[WHAT TO PRODUCE] Pull out every line of the entries below that contains the string "legend", matching case exactly.

[PROVIDED ENTRIES]

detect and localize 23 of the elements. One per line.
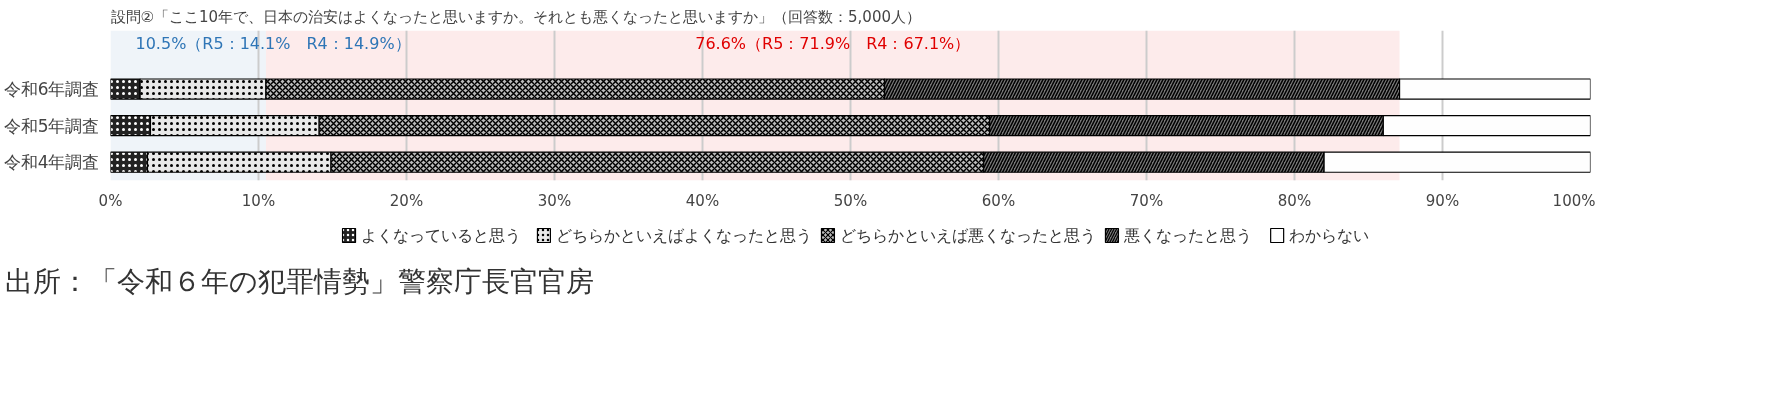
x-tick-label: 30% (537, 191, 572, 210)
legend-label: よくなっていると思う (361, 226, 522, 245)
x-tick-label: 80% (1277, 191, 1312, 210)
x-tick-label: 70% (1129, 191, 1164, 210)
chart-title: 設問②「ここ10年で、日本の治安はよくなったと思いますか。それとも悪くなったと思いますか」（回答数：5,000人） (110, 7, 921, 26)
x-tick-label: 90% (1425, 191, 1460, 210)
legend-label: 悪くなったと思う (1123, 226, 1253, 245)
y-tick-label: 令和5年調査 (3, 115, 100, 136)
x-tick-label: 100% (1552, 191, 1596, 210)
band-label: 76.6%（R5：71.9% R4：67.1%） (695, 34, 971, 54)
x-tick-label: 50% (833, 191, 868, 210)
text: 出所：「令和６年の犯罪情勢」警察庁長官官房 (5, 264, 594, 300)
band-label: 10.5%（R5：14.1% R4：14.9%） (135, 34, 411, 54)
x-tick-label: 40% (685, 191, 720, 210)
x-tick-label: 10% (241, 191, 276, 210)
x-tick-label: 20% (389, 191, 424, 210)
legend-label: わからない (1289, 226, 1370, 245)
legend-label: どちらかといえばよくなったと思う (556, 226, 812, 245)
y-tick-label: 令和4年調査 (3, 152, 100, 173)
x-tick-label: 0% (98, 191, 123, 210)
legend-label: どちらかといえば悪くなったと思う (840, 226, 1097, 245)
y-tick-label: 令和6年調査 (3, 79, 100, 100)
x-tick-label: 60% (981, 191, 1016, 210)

[RESPONSE]
legend-label: よくなっていると思う (361, 226, 522, 245)
legend-label: 悪くなったと思う (1123, 226, 1253, 245)
legend-label: わからない (1289, 226, 1370, 245)
legend-label: どちらかといえばよくなったと思う (556, 226, 812, 245)
legend-label: どちらかといえば悪くなったと思う (840, 226, 1097, 245)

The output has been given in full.